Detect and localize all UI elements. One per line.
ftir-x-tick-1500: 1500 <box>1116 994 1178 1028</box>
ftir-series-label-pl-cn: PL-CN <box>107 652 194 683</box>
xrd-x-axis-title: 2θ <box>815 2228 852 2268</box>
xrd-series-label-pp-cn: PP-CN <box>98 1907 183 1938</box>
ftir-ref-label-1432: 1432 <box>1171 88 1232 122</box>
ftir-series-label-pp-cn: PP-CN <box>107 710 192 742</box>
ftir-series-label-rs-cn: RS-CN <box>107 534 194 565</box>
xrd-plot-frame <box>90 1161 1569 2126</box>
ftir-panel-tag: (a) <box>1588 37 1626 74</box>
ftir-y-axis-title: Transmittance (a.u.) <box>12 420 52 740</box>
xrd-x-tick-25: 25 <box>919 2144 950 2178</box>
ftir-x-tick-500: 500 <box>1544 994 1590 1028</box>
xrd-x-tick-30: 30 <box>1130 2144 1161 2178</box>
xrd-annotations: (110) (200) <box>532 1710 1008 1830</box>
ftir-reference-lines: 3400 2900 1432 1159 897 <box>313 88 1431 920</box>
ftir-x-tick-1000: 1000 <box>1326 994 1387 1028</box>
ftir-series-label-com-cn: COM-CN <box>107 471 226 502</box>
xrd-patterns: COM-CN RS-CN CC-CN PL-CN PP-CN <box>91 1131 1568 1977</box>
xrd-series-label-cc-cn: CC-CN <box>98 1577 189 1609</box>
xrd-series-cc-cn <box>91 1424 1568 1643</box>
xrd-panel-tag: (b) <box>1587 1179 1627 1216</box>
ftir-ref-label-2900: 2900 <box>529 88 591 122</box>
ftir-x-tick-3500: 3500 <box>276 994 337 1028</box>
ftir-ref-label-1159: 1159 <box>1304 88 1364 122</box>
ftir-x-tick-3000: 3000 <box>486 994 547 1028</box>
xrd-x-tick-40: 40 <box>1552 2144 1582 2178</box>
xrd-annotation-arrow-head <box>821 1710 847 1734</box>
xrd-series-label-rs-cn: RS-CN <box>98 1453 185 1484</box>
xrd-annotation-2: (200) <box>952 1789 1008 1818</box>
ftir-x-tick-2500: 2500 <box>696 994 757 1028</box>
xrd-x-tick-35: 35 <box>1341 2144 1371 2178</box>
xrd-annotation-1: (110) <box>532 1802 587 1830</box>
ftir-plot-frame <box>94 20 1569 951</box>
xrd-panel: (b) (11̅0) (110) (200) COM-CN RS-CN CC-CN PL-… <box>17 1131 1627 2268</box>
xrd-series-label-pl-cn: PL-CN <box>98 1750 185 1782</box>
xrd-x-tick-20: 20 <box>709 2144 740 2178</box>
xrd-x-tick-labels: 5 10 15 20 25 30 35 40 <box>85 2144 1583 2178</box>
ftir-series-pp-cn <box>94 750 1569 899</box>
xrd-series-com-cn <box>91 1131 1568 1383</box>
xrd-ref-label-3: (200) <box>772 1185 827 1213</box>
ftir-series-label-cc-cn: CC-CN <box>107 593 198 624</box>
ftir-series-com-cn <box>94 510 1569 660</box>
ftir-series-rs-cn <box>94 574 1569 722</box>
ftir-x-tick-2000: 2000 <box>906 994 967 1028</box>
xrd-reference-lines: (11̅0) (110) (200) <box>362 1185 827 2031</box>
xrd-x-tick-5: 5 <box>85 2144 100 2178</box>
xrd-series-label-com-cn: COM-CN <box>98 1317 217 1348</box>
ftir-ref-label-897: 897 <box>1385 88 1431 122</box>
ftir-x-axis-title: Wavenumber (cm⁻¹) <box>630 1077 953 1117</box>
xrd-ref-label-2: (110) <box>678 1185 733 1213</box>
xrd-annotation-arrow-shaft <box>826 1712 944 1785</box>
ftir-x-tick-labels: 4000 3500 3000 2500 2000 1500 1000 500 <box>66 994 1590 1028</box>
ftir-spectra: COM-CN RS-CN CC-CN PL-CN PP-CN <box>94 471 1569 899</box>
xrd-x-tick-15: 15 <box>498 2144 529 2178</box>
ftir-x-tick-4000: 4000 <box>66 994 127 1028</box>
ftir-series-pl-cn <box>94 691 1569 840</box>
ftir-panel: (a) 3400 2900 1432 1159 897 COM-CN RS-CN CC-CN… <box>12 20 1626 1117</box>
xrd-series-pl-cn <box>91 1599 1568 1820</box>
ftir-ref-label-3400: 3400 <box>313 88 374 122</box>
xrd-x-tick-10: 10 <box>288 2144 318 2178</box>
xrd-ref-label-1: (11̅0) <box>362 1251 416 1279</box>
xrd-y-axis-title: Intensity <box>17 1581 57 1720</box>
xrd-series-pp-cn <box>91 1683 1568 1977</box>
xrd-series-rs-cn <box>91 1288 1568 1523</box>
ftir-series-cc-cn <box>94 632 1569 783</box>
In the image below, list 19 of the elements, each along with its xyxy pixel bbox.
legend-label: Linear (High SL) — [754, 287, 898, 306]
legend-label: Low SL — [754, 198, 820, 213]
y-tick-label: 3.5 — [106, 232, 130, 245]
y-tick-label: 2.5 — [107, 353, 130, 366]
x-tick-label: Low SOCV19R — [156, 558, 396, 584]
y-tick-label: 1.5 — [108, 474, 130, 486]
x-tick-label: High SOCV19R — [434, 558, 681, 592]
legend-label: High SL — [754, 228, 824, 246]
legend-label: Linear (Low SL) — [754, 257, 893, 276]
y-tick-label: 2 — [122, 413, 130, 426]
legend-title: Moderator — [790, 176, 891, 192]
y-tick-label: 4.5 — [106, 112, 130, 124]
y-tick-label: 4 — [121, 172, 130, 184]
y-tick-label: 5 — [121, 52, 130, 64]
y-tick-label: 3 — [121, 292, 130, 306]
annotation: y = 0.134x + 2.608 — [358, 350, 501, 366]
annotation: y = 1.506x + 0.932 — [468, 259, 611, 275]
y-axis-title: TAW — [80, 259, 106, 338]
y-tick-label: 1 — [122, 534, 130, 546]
.....
Render each line of the records as one string in a single JSON list, omitting blank lines.

→ **Final answer**
[
  "Detect and localize all UI elements. One per line.",
  "ftir-x-tick-1500: 1500 <box>1116 994 1178 1028</box>",
  "ftir-series-label-pl-cn: PL-CN <box>107 652 194 683</box>",
  "xrd-x-axis-title: 2θ <box>815 2228 852 2268</box>",
  "xrd-series-label-pp-cn: PP-CN <box>98 1907 183 1938</box>",
  "ftir-ref-label-1432: 1432 <box>1171 88 1232 122</box>",
  "ftir-series-label-pp-cn: PP-CN <box>107 710 192 742</box>",
  "ftir-series-label-rs-cn: RS-CN <box>107 534 194 565</box>",
  "xrd-plot-frame <box>90 1161 1569 2126</box>",
  "ftir-panel-tag: (a) <box>1588 37 1626 74</box>",
  "ftir-y-axis-title: Transmittance (a.u.) <box>12 420 52 740</box>",
  "xrd-x-tick-25: 25 <box>919 2144 950 2178</box>",
  "ftir-x-tick-500: 500 <box>1544 994 1590 1028</box>",
  "xrd-x-tick-30: 30 <box>1130 2144 1161 2178</box>",
  "xrd-annotations: (110) (200) <box>532 1710 1008 1830</box>",
  "ftir-reference-lines: 3400 2900 1432 1159 897 <box>313 88 1431 920</box>",
  "ftir-x-tick-1000: 1000 <box>1326 994 1387 1028</box>",
  "ftir-series-label-com-cn: COM-CN <box>107 471 226 502</box>",
  "xrd-patterns: COM-CN RS-CN CC-CN PL-CN PP-CN <box>91 1131 1568 1977</box>",
  "xrd-series-label-cc-cn: CC-CN <box>98 1577 189 1609</box>",
  "xrd-series-cc-cn <box>91 1424 1568 1643</box>",
  "xrd-panel-tag: (b) <box>1587 1179 1627 1216</box>",
  "ftir-ref-label-2900: 2900 <box>529 88 591 122</box>",
  "ftir-x-tick-3500: 3500 <box>276 994 337 1028</box>",
  "ftir-ref-label-1159: 1159 <box>1304 88 1364 122</box>",
  "ftir-x-tick-3000: 3000 <box>486 994 547 1028</box>",
  "xrd-x-tick-40: 40 <box>1552 2144 1582 2178</box>",
  "xrd-annotation-arrow-head <box>821 1710 847 1734</box>",
  "xrd-series-label-rs-cn: RS-CN <box>98 1453 185 1484</box>",
  "xrd-annotation-2: (200) <box>952 1789 1008 1818</box>",
  "ftir-x-tick-2500: 2500 <box>696 994 757 1028</box>",
  "xrd-x-tick-35: 35 <box>1341 2144 1371 2178</box>",
  "xrd-annotation-1: (110) <box>532 1802 587 1830</box>",
  "ftir-plot-frame <box>94 20 1569 951</box>",
  "xrd-panel: (b) (11̅0) (110) (200) COM-CN RS-CN CC-CN PL-… <box>17 1131 1627 2268</box>",
  "xrd-series-label-pl-cn: PL-CN <box>98 1750 185 1782</box>",
  "xrd-x-tick-20: 20 <box>709 2144 740 2178</box>",
  "xrd-x-tick-labels: 5 10 15 20 25 30 35 40 <box>85 2144 1583 2178</box>",
  "ftir-series-pp-cn <box>94 750 1569 899</box>",
  "xrd-series-com-cn <box>91 1131 1568 1383</box>",
  "xrd-ref-label-3: (200) <box>772 1185 827 1213</box>",
  "ftir-series-label-cc-cn: CC-CN <box>107 593 198 624</box>",
  "ftir-series-com-cn <box>94 510 1569 660</box>",
  "ftir-series-rs-cn <box>94 574 1569 722</box>",
  "ftir-x-tick-2000: 2000 <box>906 994 967 1028</box>",
  "xrd-reference-lines: (11̅0) (110) (200) <box>362 1185 827 2031</box>",
  "xrd-x-tick-5: 5 <box>85 2144 100 2178</box>",
  "xrd-series-label-com-cn: COM-CN <box>98 1317 217 1348</box>",
  "ftir-ref-label-897: 897 <box>1385 88 1431 122</box>",
  "ftir-x-axis-title: Wavenumber (cm⁻¹) <box>630 1077 953 1117</box>",
  "xrd-ref-label-2: (110) <box>678 1185 733 1213</box>",
  "xrd-annotation-arrow-shaft <box>826 1712 944 1785</box>",
  "ftir-x-tick-labels: 4000 3500 3000 2500 2000 1500 1000 500 <box>66 994 1590 1028</box>",
  "ftir-spectra: COM-CN RS-CN CC-CN PL-CN PP-CN <box>94 471 1569 899</box>",
  "xrd-x-tick-15: 15 <box>498 2144 529 2178</box>",
  "ftir-x-tick-4000: 4000 <box>66 994 127 1028</box>",
  "ftir-series-pl-cn <box>94 691 1569 840</box>",
  "ftir-panel: (a) 3400 2900 1432 1159 897 COM-CN RS-CN CC-CN… <box>12 20 1626 1117</box>",
  "xrd-series-pl-cn <box>91 1599 1568 1820</box>",
  "ftir-ref-label-3400: 3400 <box>313 88 374 122</box>",
  "xrd-x-tick-10: 10 <box>288 2144 318 2178</box>",
  "xrd-ref-label-1: (11̅0) <box>362 1251 416 1279</box>",
  "xrd-y-axis-title: Intensity <box>17 1581 57 1720</box>",
  "xrd-series-pp-cn <box>91 1683 1568 1977</box>",
  "xrd-series-rs-cn <box>91 1288 1568 1523</box>",
  "ftir-series-cc-cn <box>94 632 1569 783</box>",
  "In the image below, list 19 of the elements, each along with its xyxy pixel bbox.",
  "legend-label: Linear (High SL) — [754, 287, 898, 306]",
  "legend-label: Low SL — [754, 198, 820, 213]",
  "y-tick-label: 3.5 — [106, 232, 130, 245]",
  "y-tick-label: 2.5 — [107, 353, 130, 366]",
  "x-tick-label: Low SOCV19R — [156, 558, 396, 584]",
  "y-tick-label: 1.5 — [108, 474, 130, 486]",
  "x-tick-label: High SOCV19R — [434, 558, 681, 592]",
  "legend-label: High SL — [754, 228, 824, 246]",
  "legend-label: Linear (Low SL) — [754, 257, 893, 276]",
  "y-tick-label: 2 — [122, 413, 130, 426]",
  "legend-title: Moderator — [790, 176, 891, 192]",
  "y-tick-label: 4.5 — [106, 112, 130, 124]",
  "y-tick-label: 4 — [121, 172, 130, 184]",
  "y-tick-label: 5 — [121, 52, 130, 64]",
  "y-tick-label: 3 — [121, 292, 130, 306]",
  "annotation: y = 0.134x + 2.608 — [358, 350, 501, 366]",
  "annotation: y = 1.506x + 0.932 — [468, 259, 611, 275]",
  "y-axis-title: TAW — [80, 259, 106, 338]",
  "y-tick-label: 1 — [122, 534, 130, 546]"
]